EXERCISE REQUIREMENTS => Lines containing the word "JSON" should be extracted in full.

RECORDED INFORMATION =>
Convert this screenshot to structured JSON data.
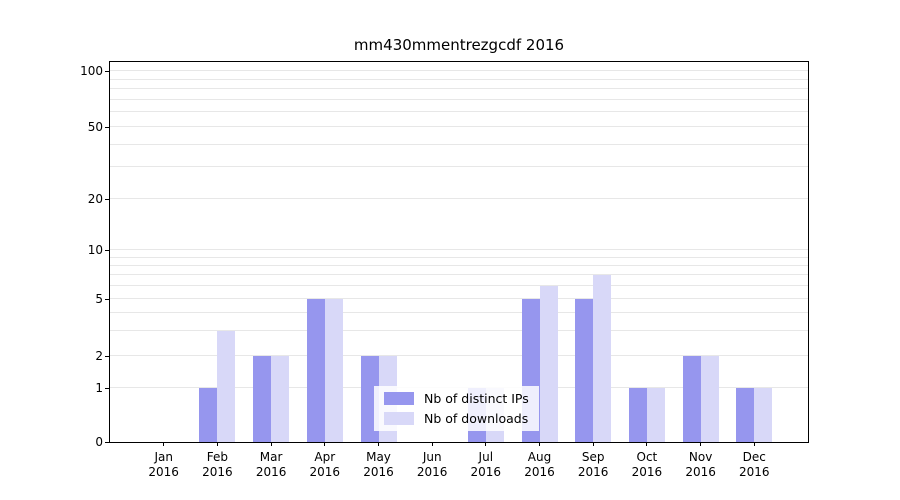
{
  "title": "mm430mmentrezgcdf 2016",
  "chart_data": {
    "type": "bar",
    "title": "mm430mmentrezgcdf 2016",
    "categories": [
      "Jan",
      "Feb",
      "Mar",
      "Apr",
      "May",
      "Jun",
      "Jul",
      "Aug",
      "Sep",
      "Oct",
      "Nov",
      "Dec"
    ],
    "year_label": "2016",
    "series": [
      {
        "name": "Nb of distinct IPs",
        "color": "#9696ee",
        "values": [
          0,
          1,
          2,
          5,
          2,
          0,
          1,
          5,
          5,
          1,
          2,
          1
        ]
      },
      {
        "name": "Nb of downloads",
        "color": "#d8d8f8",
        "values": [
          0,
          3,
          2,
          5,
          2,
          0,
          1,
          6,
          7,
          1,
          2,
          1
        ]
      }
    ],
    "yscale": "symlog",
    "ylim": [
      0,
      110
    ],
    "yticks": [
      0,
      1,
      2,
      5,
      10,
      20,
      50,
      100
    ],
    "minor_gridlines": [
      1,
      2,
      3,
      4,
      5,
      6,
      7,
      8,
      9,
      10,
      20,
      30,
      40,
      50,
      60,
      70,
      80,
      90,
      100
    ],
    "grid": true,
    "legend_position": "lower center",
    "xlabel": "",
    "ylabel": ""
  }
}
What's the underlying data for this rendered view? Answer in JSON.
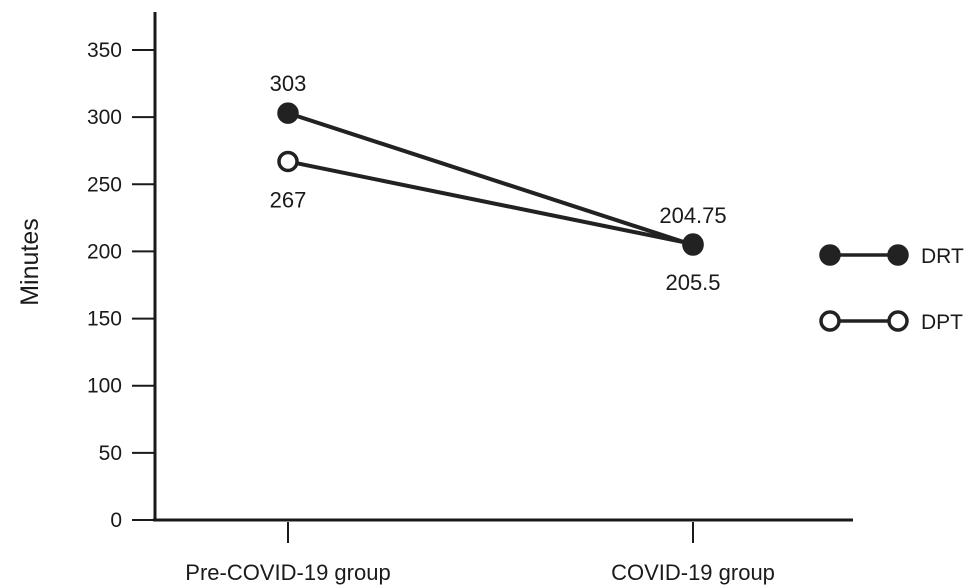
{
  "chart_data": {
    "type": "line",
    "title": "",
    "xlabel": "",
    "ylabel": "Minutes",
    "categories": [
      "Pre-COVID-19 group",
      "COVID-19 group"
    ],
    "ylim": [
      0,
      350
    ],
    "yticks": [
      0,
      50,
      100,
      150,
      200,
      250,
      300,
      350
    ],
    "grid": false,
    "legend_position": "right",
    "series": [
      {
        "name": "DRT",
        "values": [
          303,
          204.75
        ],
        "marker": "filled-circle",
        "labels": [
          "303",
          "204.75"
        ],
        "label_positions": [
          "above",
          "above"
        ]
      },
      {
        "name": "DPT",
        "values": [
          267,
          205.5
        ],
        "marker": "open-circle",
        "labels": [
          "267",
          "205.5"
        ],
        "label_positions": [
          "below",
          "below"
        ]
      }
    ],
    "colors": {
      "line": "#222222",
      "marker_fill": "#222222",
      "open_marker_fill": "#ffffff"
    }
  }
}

RESULT OF THIS TASK =>
Convert this screenshot to structured JSON data.
What's the underlying data for this rendered view? Answer in JSON.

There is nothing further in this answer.